§ Material provided
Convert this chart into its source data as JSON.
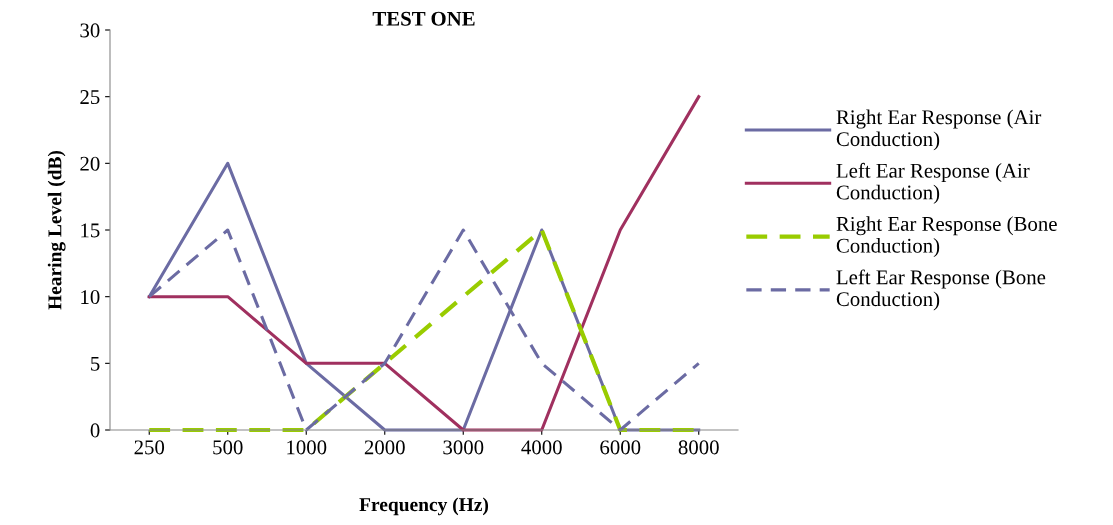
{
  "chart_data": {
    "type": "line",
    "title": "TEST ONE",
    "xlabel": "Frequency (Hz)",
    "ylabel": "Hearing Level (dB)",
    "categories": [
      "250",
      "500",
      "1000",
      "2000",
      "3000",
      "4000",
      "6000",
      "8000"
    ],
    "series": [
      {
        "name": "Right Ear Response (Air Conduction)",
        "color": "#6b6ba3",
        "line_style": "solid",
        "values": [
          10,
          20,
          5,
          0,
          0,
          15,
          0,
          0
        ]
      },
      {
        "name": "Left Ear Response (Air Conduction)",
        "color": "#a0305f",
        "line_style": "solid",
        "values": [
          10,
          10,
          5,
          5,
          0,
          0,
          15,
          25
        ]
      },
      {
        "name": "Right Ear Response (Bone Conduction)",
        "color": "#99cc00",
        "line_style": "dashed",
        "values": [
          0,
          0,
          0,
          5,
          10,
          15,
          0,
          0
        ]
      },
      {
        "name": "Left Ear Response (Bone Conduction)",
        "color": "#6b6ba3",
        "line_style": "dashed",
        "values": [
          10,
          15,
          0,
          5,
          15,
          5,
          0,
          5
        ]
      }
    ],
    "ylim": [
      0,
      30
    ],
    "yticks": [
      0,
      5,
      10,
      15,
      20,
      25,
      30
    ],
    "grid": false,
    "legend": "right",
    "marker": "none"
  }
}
---
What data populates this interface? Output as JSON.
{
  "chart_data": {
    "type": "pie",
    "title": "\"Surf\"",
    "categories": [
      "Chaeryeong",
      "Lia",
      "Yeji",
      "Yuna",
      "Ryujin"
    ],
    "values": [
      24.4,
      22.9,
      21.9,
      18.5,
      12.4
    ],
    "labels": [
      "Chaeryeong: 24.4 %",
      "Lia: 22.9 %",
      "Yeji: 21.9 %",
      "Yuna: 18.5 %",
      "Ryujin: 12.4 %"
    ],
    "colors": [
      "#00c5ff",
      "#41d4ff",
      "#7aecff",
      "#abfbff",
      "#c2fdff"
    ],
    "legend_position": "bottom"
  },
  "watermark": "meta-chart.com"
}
==
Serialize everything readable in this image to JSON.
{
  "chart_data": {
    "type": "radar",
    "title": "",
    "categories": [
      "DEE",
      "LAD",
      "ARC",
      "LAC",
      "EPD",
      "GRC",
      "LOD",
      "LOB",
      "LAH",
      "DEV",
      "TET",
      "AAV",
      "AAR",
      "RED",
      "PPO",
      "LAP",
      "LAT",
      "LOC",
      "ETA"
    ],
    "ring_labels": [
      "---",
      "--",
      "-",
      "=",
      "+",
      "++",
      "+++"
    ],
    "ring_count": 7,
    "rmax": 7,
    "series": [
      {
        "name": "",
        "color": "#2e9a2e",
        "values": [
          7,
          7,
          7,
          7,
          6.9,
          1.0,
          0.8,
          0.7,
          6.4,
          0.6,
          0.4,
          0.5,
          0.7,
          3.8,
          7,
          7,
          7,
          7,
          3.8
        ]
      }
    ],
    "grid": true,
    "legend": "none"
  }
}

§ Written task
Which lines in the listing above hold the word "Conduction"? Show each of them.

§ Completed exercise
        "name": "Right Ear Response (Air Conduction)",
        "name": "Left Ear Response (Air Conduction)",
        "name": "Right Ear Response (Bone Conduction)",
        "name": "Left Ear Response (Bone Conduction)",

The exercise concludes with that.